» **WORK INSTRUCTIONS**
All of the data should be repeated exactly; pictures are not part of the copy.

» **EXERCISE MATERIALS**
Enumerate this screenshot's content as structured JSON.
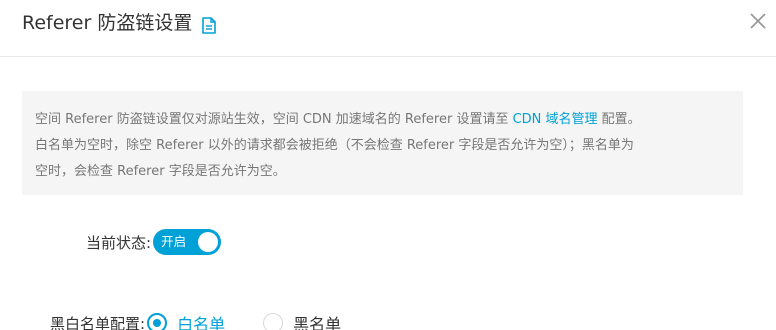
{
  "dialog": {
    "title": "Referer 防盗链设置",
    "doc_icon": "document-icon",
    "close_icon": "close-icon"
  },
  "notice": {
    "line1_prefix": "空间 Referer 防盗链设置仅对源站生效，空间 CDN 加速域名的 Referer 设置请至 ",
    "line1_link": "CDN 域名管理",
    "line1_suffix": " 配置。",
    "line2": "白名单为空时，除空 Referer 以外的请求都会被拒绝（不会检查 Referer 字段是否允许为空）；黑名单为",
    "line3": "空时，会检查 Referer 字段是否允许为空。"
  },
  "status": {
    "label": "当前状态:",
    "toggle_text": "开启",
    "toggle_on": true
  },
  "list_config": {
    "label": "黑白名单配置:",
    "options": [
      {
        "label": "白名单",
        "selected": true
      },
      {
        "label": "黑名单",
        "selected": false
      }
    ]
  },
  "colors": {
    "accent": "#00a1d6",
    "notice_bg": "#f5f5f6",
    "notice_text": "#777777",
    "text": "#333333"
  }
}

» **COMPLETE ANSWER**
Enumerate this screenshot's content as structured JSON.
{
  "dialog": {
    "title": "Referer 防盗链设置",
    "doc_icon": "document-icon",
    "close_icon": "close-icon"
  },
  "notice": {
    "line1_prefix": "空间 Referer 防盗链设置仅对源站生效，空间 CDN 加速域名的 Referer 设置请至 ",
    "line1_link": "CDN 域名管理",
    "line1_suffix": " 配置。",
    "line2": "白名单为空时，除空 Referer 以外的请求都会被拒绝（不会检查 Referer 字段是否允许为空）；黑名单为",
    "line3": "空时，会检查 Referer 字段是否允许为空。"
  },
  "status": {
    "label": "当前状态:",
    "toggle_text": "开启",
    "toggle_on": true
  },
  "list_config": {
    "label": "黑白名单配置:",
    "options": [
      {
        "label": "白名单",
        "selected": true
      },
      {
        "label": "黑名单",
        "selected": false
      }
    ]
  },
  "colors": {
    "accent": "#00a1d6",
    "notice_bg": "#f5f5f6",
    "notice_text": "#777777",
    "text": "#333333"
  }
}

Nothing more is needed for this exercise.